### [Goal of the exercise]
A faithful copy of the entries is needed, one that leaves out the pictures.

(App and web page records)
- - - -
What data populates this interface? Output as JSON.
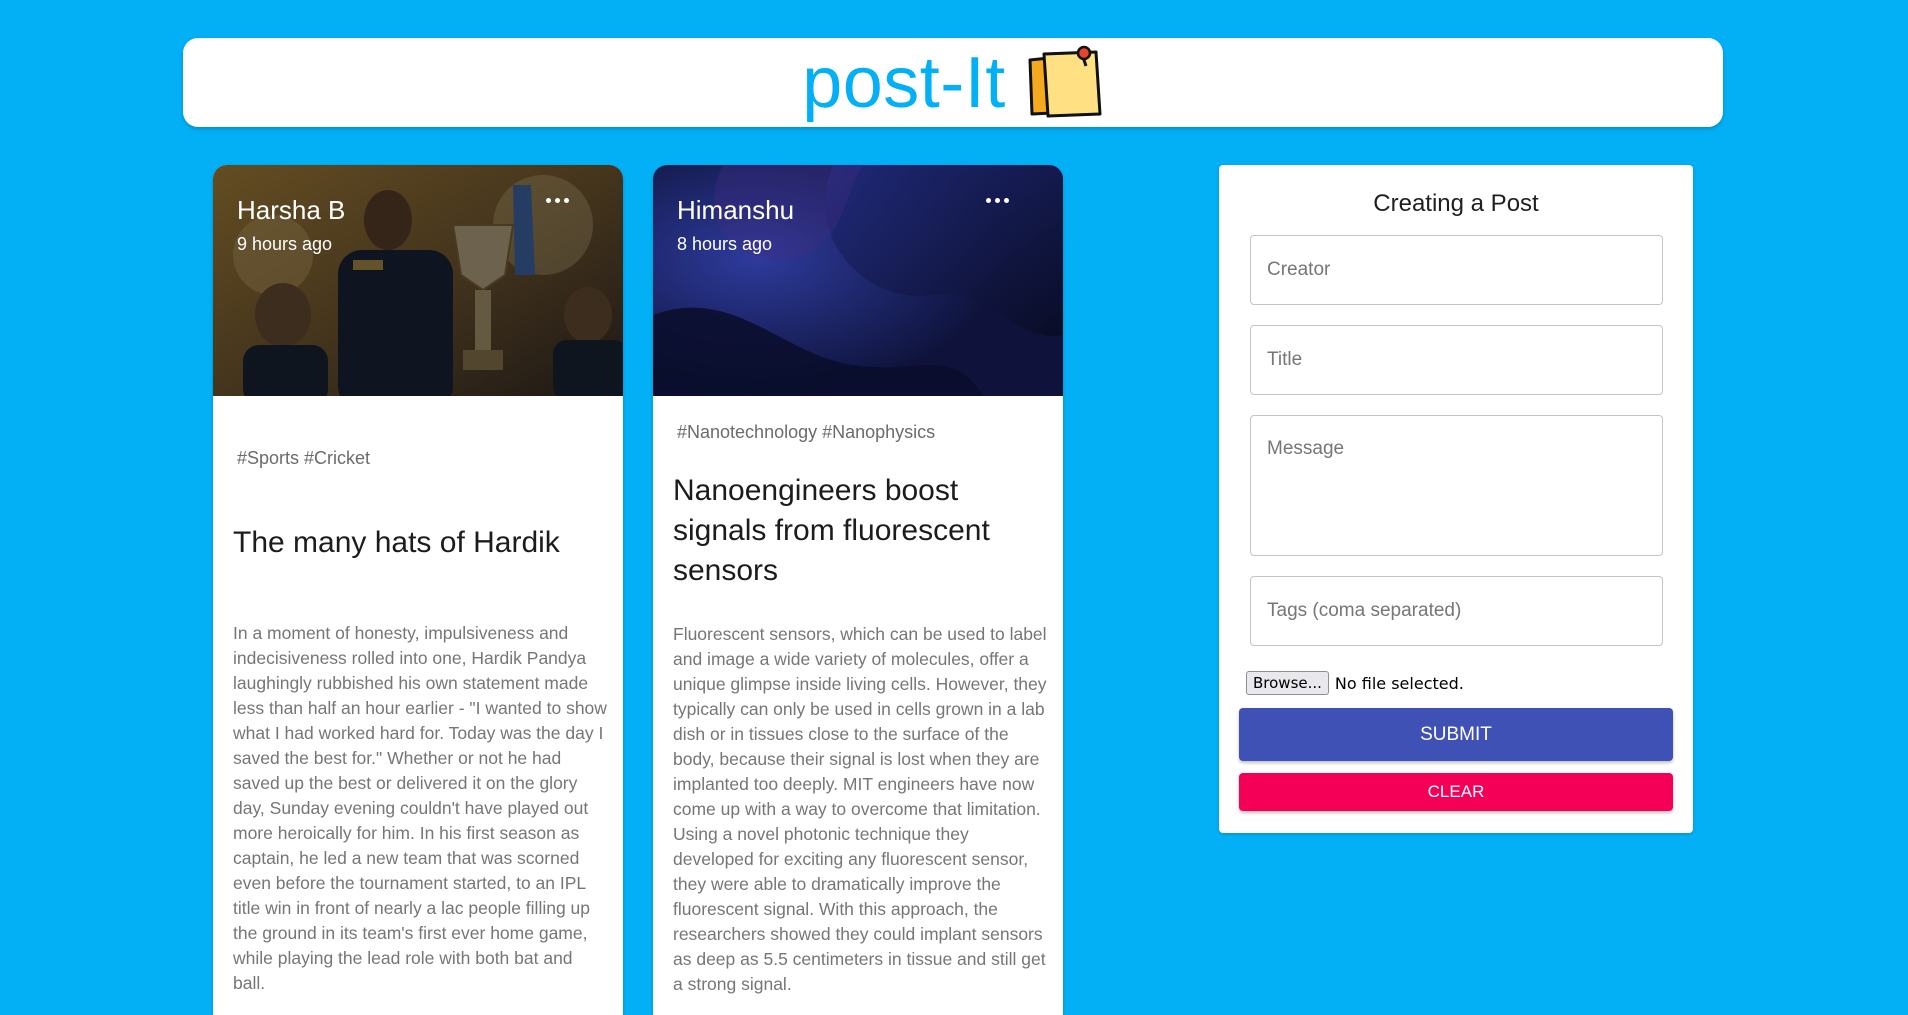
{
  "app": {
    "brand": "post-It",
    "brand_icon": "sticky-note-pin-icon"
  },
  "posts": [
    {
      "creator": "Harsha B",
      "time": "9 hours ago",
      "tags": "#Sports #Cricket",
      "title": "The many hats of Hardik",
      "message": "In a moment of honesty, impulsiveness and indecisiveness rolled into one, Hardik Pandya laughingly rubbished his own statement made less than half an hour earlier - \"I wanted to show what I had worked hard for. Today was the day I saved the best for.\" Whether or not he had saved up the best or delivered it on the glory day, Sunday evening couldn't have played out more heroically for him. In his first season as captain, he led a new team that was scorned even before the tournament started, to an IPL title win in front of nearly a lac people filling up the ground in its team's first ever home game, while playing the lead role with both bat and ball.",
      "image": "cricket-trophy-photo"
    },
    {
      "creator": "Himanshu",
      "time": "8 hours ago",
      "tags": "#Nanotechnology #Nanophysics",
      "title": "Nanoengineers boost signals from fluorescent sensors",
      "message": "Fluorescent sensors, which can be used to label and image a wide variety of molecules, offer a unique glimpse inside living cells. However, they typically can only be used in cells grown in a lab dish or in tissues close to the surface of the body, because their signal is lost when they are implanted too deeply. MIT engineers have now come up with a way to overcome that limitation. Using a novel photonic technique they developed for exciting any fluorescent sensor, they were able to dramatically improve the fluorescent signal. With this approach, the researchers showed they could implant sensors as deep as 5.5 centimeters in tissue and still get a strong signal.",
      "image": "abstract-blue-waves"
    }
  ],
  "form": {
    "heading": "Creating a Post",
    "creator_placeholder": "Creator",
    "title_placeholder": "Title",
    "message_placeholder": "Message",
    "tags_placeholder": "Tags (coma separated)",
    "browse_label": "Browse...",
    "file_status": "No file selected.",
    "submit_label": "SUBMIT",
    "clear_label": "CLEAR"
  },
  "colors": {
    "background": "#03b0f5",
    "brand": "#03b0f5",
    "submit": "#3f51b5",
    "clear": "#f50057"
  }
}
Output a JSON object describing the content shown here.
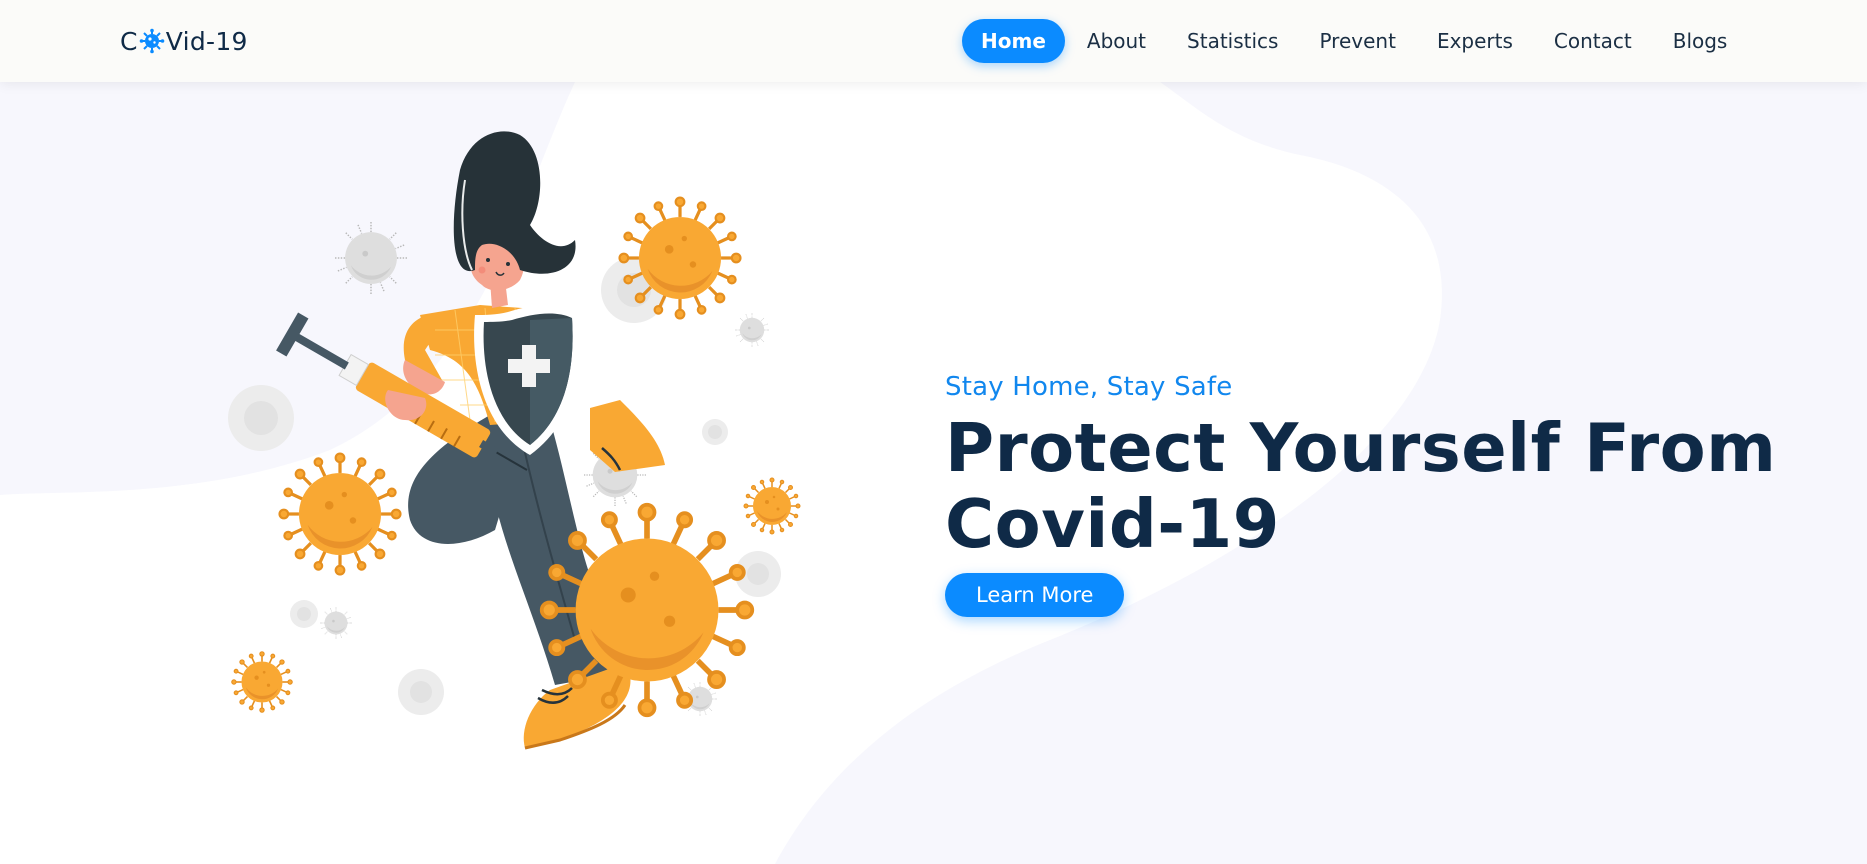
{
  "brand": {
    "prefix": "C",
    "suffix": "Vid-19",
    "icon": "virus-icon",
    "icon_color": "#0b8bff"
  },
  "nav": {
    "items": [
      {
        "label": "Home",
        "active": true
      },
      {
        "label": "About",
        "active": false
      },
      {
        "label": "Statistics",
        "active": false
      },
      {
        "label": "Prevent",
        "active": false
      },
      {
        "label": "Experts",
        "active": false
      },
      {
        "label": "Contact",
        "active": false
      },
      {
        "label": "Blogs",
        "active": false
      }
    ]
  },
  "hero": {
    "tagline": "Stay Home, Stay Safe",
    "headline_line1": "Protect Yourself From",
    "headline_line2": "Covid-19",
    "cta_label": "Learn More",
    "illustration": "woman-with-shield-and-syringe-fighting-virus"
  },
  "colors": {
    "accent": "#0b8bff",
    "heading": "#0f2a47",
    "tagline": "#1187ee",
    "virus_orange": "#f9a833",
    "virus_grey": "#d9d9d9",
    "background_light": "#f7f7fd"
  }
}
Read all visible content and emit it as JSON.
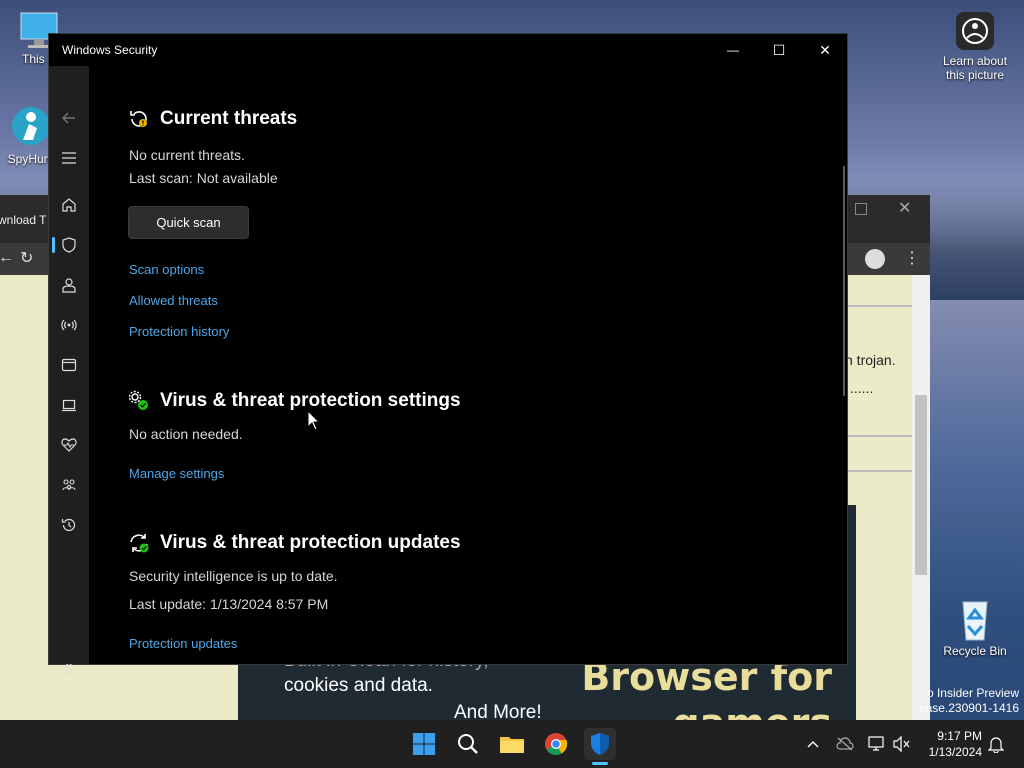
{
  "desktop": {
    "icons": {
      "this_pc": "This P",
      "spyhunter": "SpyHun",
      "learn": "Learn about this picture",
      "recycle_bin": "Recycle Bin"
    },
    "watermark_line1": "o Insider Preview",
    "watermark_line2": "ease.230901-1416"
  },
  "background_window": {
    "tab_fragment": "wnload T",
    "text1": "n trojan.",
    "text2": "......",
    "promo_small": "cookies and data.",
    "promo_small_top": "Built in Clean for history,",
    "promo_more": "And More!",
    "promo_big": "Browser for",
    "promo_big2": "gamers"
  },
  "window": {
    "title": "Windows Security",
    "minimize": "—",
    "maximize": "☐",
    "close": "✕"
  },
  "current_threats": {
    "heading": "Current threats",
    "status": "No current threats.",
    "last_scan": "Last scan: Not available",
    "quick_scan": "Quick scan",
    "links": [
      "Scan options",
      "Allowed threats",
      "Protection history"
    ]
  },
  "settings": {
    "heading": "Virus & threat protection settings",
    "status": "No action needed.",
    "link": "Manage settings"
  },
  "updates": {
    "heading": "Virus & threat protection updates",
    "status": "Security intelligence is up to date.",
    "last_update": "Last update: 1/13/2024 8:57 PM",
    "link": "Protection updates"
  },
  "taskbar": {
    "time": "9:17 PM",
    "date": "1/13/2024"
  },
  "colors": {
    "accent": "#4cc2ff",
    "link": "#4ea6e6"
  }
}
- - - -
### [Answer area]
What data populates this interface? Output as JSON.
{
  "app": {
    "brand": "post-It",
    "brand_icon": "sticky-note-pin-icon"
  },
  "posts": [
    {
      "creator": "Harsha B",
      "time": "9 hours ago",
      "tags": "#Sports #Cricket",
      "title": "The many hats of Hardik",
      "message": "In a moment of honesty, impulsiveness and indecisiveness rolled into one, Hardik Pandya laughingly rubbished his own statement made less than half an hour earlier - \"I wanted to show what I had worked hard for. Today was the day I saved the best for.\" Whether or not he had saved up the best or delivered it on the glory day, Sunday evening couldn't have played out more heroically for him. In his first season as captain, he led a new team that was scorned even before the tournament started, to an IPL title win in front of nearly a lac people filling up the ground in its team's first ever home game, while playing the lead role with both bat and ball.",
      "image": "cricket-trophy-photo"
    },
    {
      "creator": "Himanshu",
      "time": "8 hours ago",
      "tags": "#Nanotechnology #Nanophysics",
      "title": "Nanoengineers boost signals from fluorescent sensors",
      "message": "Fluorescent sensors, which can be used to label and image a wide variety of molecules, offer a unique glimpse inside living cells. However, they typically can only be used in cells grown in a lab dish or in tissues close to the surface of the body, because their signal is lost when they are implanted too deeply. MIT engineers have now come up with a way to overcome that limitation. Using a novel photonic technique they developed for exciting any fluorescent sensor, they were able to dramatically improve the fluorescent signal. With this approach, the researchers showed they could implant sensors as deep as 5.5 centimeters in tissue and still get a strong signal.",
      "image": "abstract-blue-waves"
    }
  ],
  "form": {
    "heading": "Creating a Post",
    "creator_placeholder": "Creator",
    "title_placeholder": "Title",
    "message_placeholder": "Message",
    "tags_placeholder": "Tags (coma separated)",
    "browse_label": "Browse...",
    "file_status": "No file selected.",
    "submit_label": "SUBMIT",
    "clear_label": "CLEAR"
  },
  "colors": {
    "background": "#03b0f5",
    "brand": "#03b0f5",
    "submit": "#3f51b5",
    "clear": "#f50057"
  }
}
Output a JSON object describing the content shown here.
{
  "brand": {
    "prefix": "C",
    "suffix": "Vid-19",
    "icon": "virus-icon",
    "icon_color": "#0b8bff"
  },
  "nav": {
    "items": [
      {
        "label": "Home",
        "active": true
      },
      {
        "label": "About",
        "active": false
      },
      {
        "label": "Statistics",
        "active": false
      },
      {
        "label": "Prevent",
        "active": false
      },
      {
        "label": "Experts",
        "active": false
      },
      {
        "label": "Contact",
        "active": false
      },
      {
        "label": "Blogs",
        "active": false
      }
    ]
  },
  "hero": {
    "tagline": "Stay Home, Stay Safe",
    "headline_line1": "Protect Yourself From",
    "headline_line2": "Covid-19",
    "cta_label": "Learn More",
    "illustration": "woman-with-shield-and-syringe-fighting-virus"
  },
  "colors": {
    "accent": "#0b8bff",
    "heading": "#0f2a47",
    "tagline": "#1187ee",
    "virus_orange": "#f9a833",
    "virus_grey": "#d9d9d9",
    "background_light": "#f7f7fd"
  }
}
Read all visible content and emit it as JSON.
{
  "desktop": {
    "icons": {
      "this_pc": "This P",
      "spyhunter": "SpyHun",
      "learn": "Learn about this picture",
      "recycle_bin": "Recycle Bin"
    },
    "watermark_line1": "o Insider Preview",
    "watermark_line2": "ease.230901-1416"
  },
  "background_window": {
    "tab_fragment": "wnload T",
    "text1": "n trojan.",
    "text2": "......",
    "promo_small": "cookies and data.",
    "promo_small_top": "Built in Clean for history,",
    "promo_more": "And More!",
    "promo_big": "Browser for",
    "promo_big2": "gamers"
  },
  "window": {
    "title": "Windows Security",
    "minimize": "—",
    "maximize": "☐",
    "close": "✕"
  },
  "current_threats": {
    "heading": "Current threats",
    "status": "No current threats.",
    "last_scan": "Last scan: Not available",
    "quick_scan": "Quick scan",
    "links": [
      "Scan options",
      "Allowed threats",
      "Protection history"
    ]
  },
  "settings": {
    "heading": "Virus & threat protection settings",
    "status": "No action needed.",
    "link": "Manage settings"
  },
  "updates": {
    "heading": "Virus & threat protection updates",
    "status": "Security intelligence is up to date.",
    "last_update": "Last update: 1/13/2024 8:57 PM",
    "link": "Protection updates"
  },
  "taskbar": {
    "time": "9:17 PM",
    "date": "1/13/2024"
  },
  "colors": {
    "accent": "#4cc2ff",
    "link": "#4ea6e6"
  }
}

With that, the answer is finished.